_Quoted passage_
The filters 86 and 87 have ridge lines (folds) 86a and 87a extending in the up-and-down direction (i.e., vertical direction) in the storage configuration of the electric vacuum cleaner device 1. In other words, the ridge lines 86a and 87a of the filters 86 and 87 extend in the front-and-rear direction of the cleaner body 7. Each of the filters 86 and 87 is open at the end face intersecting the fold.
The open end face of each filter 86 (87) may be a zigzag shape having mountains and valleys along the end face shape of each filter 86 (87) or may be a surface in which a plate-shaped frame having non-illustrated ventilating holes are interposed between adjacent mountain folds.
The secondary filter frame 88 supports the pair of filters 86 and 87 such that the pair of filters 86 and 87 face each other and are spaced apart. The space partitioned by the secondary filter frame 88 and the pair of filters 86 and 87 corresponds to the air passage on the downstream of the filter 69. The internal space of this filter 69 communicates with the communication passage 66. The secondary filter frame 88 has secondary filter outlets 89 that are located on both sides of the filter 86 and connected to the communication passage 66. The secondary filter outlets 89 cause the air having passed through the filters 86 and 87 to flow out to the communication passage 66.
The filter chamber 72 functions as a fine-dust collecting chamber that accumulates fine dust captured by the filter 69 by filtration separation. Fine dust passing through the first mesh filter 77 and the second mesh filter 84 is captured by the pair of finer mesh filters 86 and 87, and then is accumulated in the filter chamber 72. That is, the dust collecting chamber 73 (i.e., the coarse-dust collecting chamber 71 and the filter chamber 72) is disposed on the upstream of the filters 86 and 87.
The filter chamber 72 is a part of the passage of the air sucked into the primary electric blower 15. The filter chamber 72 communicates with the relay passage 81. The filter chamber 72 also communicates with the coarse-dust collecting chamber 71.

_Data excerpts_
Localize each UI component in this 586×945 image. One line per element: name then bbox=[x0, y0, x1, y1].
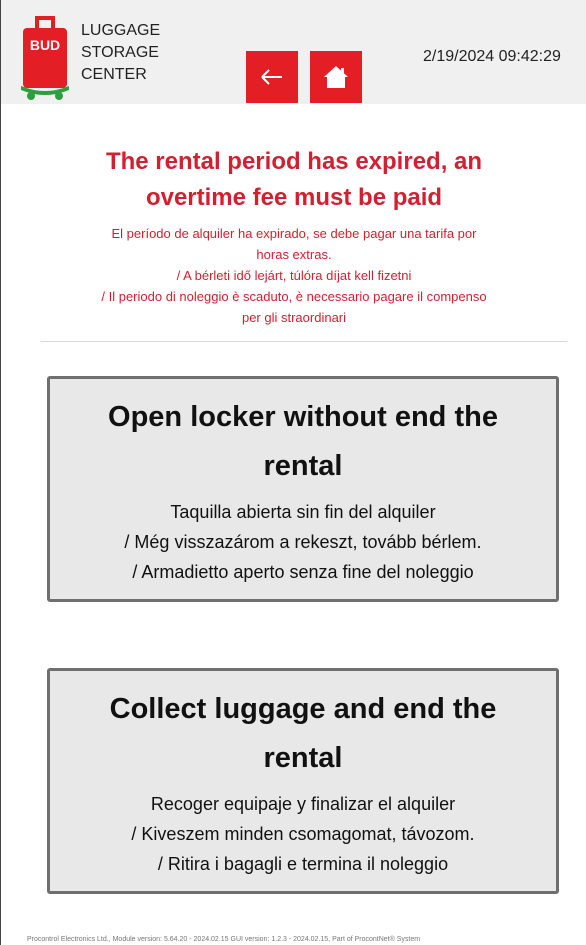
action-sub-line: / Ritira i bagagli e termina il noleggio bbox=[157, 854, 449, 874]
action-sub-line: Recoger equipaje y finalizar el alquiler bbox=[150, 794, 456, 814]
action-title: Open locker without end the rental bbox=[50, 393, 556, 491]
action-title: Collect luggage and end the rental bbox=[50, 685, 556, 783]
logo-text: BUD bbox=[30, 37, 60, 53]
open-locker-button[interactable]: Open locker without end the rental Taqui… bbox=[47, 376, 559, 602]
notice-translations: El período de alquiler ha expirado, se d… bbox=[31, 223, 557, 328]
arrow-left-icon bbox=[261, 69, 282, 85]
luggage-logo-icon: BUD bbox=[21, 16, 69, 100]
version-footer: Procontrol Electronics Ltd., Module vers… bbox=[27, 936, 421, 943]
brand-line: STORAGE bbox=[81, 44, 159, 61]
action-sub-line: / Armadietto aperto senza fine del noleg… bbox=[132, 562, 474, 582]
action-sub-line: Taquilla abierta sin fin del alquiler bbox=[170, 502, 436, 522]
notice-sub-line: per gli straordinari bbox=[241, 310, 347, 325]
collect-luggage-button[interactable]: Collect luggage and end the rental Recog… bbox=[47, 668, 559, 894]
notice-title: The rental period has expired, an overti… bbox=[1, 104, 586, 216]
back-button[interactable] bbox=[246, 51, 298, 103]
action-sub-line: / Kiveszem minden csomagomat, távozom. bbox=[131, 824, 475, 844]
home-button[interactable] bbox=[310, 51, 362, 103]
action-title-line: Open locker without end the bbox=[108, 401, 498, 433]
notice-sub-line: / Il periodo di noleggio è scaduto, è ne… bbox=[101, 289, 487, 304]
brand-name: LUGGAGE STORAGE CENTER bbox=[81, 20, 160, 86]
action-sub-line: / Még visszazárom a rekeszt, tovább bérl… bbox=[124, 532, 482, 552]
notice-sub-line: El período de alquiler ha expirado, se d… bbox=[111, 226, 477, 241]
notice-title-line: The rental period has expired, an bbox=[105, 148, 483, 175]
action-title-line: rental bbox=[263, 742, 343, 774]
action-title-line: Collect luggage and end the bbox=[109, 693, 497, 725]
action-title-line: rental bbox=[263, 450, 343, 482]
brand-line: CENTER bbox=[81, 66, 147, 83]
notice-sub-line: horas extras. bbox=[256, 247, 332, 262]
action-translations: Taquilla abierta sin fin del alquiler / … bbox=[50, 497, 556, 587]
divider bbox=[41, 341, 567, 342]
home-icon bbox=[324, 66, 348, 88]
datetime-display: 2/19/2024 09:42:29 bbox=[423, 48, 561, 65]
action-translations: Recoger equipaje y finalizar el alquiler… bbox=[50, 789, 556, 879]
top-bar: BUD LUGGAGE STORAGE CENTER 2/19/2024 09:… bbox=[1, 0, 586, 104]
notice-title-line: overtime fee must be paid bbox=[145, 184, 443, 211]
notice-sub-line: / A bérleti idő lejárt, túlóra díjat kel… bbox=[176, 268, 412, 283]
brand-line: LUGGAGE bbox=[81, 22, 161, 39]
expired-notice: The rental period has expired, an overti… bbox=[1, 104, 586, 328]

_Set task 1_
From the passage on the vacuum cleaner filters, output the text from "The secondary filter frame 88 supports" up to and including "out to the communication passage 66.".
_Set task 2_
Pick up the passage on the vacuum cleaner filters from where it stops and continue it.

_Response 1_
The secondary filter frame 88 supports the pair of filters 86 and 87 such that the pair of filters 86 and 87 face each other and are spaced apart. The space partitioned by the secondary filter frame 88 and the pair of filters 86 and 87 corresponds to the air passage on the downstream of the filter 69. The internal space of this filter 69 communicates with the communication passage 66. The secondary filter frame 88 has secondary filter outlets 89 that are located on both sides of the filter 86 and connected to the communication passage 66. The secondary filter outlets 89 cause the air having passed through the filters 86 and 87 to flow out to the communication passage 66.

_Response 2_
Among the dust-containing air flowing from the nozzle 75 to the first separator 68, coarse dust of relatively large mass goes straight from the nozzle 75 to the coarse-dust discharge port 79 by inertia force and then is sent to the coarse-dust collecting chamber 71. The dust (coarse dust) flowing from the coarse-dust discharge port 79 into coarse-dust collecting chamber 71 is accumulated in the coarse-dust collecting chamber 71. The air and dust of relatively small mass included in the dust-containing air flowing from the nozzle 75 to the first separator 68 expand radially from the nozzle 75, pass through the first mesh filter 77 provided on the side surface of the primary filter frame 76, and flow into the filter chamber 72 via the relay passage 81. Along with the dust (coarse dust) flowing from the coarse-dust discharge port 79 into the coarse-dust collecting chamber 71, a part of the air also flows into the coarse-dust collecting chamber 71. The air having flowed into the coarse-dust collecting chamber 71 passes through the second mesh filter 84 and flows into the filter chamber 72. The fine dust contained in the air flowing into the filter chamber 72 after passing through the first mesh filter 77 or the second mesh filter 84 is filtered and separated by the filter 69 so as to be captured on the surfaces of the pair of filters 86 and 87. The clean air passing through the filters 86 and 87 is drawn into the primary electric blower 15 via the communication passage 66.
The container body 78 delineates the dust collecting chamber 73, i.e., the coarse-dust collecting chamber 71 and the filter chamber 72. The communication passage 66 and the first separator 68 of the separation unit 64 are disposed between the filter 69 and the primary electric blower 15 to be side by side with each other.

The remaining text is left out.